[Directions for this task]:
Search the records below for the word "mean" and show every line where it occurs.

[Begin]

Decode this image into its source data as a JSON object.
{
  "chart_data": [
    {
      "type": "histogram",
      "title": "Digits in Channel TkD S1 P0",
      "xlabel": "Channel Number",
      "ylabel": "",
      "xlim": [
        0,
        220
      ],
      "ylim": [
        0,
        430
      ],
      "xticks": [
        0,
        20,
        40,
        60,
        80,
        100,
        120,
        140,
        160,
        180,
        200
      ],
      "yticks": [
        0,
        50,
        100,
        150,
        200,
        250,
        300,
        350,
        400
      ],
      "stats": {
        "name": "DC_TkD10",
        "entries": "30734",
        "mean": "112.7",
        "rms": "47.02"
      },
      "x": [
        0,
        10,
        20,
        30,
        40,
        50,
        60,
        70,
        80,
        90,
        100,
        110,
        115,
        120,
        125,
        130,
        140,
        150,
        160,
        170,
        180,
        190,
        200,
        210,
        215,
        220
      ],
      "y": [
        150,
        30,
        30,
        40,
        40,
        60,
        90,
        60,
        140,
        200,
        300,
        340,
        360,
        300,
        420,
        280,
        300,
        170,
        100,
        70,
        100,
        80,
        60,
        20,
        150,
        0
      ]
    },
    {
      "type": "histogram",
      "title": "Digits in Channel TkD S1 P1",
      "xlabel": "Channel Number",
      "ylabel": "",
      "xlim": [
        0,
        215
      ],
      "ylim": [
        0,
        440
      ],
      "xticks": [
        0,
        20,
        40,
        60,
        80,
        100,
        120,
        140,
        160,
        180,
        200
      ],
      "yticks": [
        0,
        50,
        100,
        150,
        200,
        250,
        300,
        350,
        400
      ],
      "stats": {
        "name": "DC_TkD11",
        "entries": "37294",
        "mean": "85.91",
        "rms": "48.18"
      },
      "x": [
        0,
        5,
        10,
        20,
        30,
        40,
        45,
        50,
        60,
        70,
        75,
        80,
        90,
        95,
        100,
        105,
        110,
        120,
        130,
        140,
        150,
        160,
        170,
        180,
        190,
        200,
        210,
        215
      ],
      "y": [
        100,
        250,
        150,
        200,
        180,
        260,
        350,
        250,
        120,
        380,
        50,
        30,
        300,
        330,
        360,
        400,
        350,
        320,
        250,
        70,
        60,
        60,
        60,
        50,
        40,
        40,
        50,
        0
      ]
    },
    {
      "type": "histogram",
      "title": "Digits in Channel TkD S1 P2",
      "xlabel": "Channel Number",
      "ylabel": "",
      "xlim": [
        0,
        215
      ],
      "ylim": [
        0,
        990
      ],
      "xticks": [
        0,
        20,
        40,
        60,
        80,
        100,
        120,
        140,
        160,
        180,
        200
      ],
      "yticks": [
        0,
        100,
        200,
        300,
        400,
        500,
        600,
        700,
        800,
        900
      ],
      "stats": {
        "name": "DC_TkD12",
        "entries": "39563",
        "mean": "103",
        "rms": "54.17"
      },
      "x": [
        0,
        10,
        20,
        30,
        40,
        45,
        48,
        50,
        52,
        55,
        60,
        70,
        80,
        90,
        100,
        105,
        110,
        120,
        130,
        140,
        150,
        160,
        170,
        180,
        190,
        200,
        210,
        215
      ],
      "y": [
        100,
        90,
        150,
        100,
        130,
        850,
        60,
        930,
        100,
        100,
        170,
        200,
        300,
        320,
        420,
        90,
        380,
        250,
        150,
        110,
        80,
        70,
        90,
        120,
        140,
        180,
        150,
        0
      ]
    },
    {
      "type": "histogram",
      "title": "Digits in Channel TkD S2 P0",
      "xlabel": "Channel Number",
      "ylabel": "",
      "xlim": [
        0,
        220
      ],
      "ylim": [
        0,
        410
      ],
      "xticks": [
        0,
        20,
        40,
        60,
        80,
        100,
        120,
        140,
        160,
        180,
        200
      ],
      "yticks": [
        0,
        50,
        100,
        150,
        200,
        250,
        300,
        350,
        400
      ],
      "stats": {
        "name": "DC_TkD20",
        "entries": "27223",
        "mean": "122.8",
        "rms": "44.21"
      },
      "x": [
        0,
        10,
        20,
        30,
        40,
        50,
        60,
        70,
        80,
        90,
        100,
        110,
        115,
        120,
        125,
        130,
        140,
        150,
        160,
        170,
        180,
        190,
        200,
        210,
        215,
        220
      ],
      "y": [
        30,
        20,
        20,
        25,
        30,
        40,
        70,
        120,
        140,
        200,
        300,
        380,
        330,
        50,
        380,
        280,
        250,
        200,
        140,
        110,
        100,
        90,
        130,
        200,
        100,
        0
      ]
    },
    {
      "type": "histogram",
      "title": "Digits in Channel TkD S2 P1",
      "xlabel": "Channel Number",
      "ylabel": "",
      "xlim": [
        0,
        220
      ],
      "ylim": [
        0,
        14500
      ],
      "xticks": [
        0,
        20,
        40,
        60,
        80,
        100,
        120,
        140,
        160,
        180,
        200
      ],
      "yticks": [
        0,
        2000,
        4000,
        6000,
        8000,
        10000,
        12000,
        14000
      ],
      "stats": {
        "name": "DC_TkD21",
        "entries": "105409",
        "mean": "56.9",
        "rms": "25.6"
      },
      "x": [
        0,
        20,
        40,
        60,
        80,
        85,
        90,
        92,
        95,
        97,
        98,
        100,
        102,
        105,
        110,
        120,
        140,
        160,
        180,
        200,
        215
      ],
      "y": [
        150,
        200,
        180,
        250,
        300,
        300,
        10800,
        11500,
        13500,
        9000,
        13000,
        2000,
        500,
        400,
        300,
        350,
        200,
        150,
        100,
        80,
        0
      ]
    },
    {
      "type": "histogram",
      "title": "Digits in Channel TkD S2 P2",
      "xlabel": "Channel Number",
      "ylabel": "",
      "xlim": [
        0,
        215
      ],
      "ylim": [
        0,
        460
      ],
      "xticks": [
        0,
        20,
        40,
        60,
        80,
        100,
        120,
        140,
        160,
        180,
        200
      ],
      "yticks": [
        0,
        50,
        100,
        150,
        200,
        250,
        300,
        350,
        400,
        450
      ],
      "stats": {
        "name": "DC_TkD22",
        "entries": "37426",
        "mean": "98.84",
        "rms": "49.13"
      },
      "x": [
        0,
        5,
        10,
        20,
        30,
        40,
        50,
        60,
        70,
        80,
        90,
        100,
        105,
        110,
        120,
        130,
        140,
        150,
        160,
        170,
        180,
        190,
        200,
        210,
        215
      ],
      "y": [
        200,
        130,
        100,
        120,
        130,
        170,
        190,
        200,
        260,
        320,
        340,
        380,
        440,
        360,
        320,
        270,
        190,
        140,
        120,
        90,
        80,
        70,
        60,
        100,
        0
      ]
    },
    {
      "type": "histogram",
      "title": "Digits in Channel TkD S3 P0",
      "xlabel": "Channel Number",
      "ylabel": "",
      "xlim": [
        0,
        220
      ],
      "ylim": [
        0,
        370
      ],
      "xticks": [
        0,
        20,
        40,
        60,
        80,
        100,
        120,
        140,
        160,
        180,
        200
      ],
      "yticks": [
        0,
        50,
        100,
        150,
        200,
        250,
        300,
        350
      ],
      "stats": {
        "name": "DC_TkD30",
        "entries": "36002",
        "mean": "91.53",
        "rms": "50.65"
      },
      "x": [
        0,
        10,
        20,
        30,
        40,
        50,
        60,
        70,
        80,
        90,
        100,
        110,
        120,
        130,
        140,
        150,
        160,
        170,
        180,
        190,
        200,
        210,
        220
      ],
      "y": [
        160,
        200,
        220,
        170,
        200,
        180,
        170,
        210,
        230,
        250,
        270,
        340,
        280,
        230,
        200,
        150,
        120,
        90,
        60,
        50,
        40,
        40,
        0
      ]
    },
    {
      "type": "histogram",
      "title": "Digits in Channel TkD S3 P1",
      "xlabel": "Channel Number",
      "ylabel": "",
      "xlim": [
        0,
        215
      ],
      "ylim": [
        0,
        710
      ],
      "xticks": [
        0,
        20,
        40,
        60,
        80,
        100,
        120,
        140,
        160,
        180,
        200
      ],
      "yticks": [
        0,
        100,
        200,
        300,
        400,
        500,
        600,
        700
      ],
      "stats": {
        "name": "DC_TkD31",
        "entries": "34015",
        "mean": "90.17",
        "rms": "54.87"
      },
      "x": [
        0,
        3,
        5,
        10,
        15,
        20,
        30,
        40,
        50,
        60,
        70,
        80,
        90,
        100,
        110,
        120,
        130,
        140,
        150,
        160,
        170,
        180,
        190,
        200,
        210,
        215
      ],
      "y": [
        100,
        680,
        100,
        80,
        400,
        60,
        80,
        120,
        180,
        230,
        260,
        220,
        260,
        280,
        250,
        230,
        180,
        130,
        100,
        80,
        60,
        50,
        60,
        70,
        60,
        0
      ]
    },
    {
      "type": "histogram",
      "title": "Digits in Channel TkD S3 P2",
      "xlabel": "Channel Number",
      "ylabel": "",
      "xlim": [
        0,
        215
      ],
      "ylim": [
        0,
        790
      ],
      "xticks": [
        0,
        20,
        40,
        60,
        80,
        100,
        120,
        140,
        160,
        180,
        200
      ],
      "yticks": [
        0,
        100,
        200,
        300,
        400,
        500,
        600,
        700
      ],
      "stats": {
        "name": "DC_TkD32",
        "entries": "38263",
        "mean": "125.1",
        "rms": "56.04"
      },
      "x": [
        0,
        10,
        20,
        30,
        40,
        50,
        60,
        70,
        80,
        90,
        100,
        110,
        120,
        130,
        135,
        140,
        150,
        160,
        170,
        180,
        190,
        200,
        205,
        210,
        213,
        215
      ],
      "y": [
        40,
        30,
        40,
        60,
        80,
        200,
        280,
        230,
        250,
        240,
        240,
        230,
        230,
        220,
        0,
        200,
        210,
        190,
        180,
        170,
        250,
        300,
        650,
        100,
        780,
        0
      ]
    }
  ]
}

[End]

[Expected answer]:
        "mean": "112.7",
        "mean": "85.91",
        "mean": "103",
        "mean": "122.8",
        "mean": "56.9",
        "mean": "98.84",
        "mean": "91.53",
        "mean": "90.17",
        "mean": "125.1",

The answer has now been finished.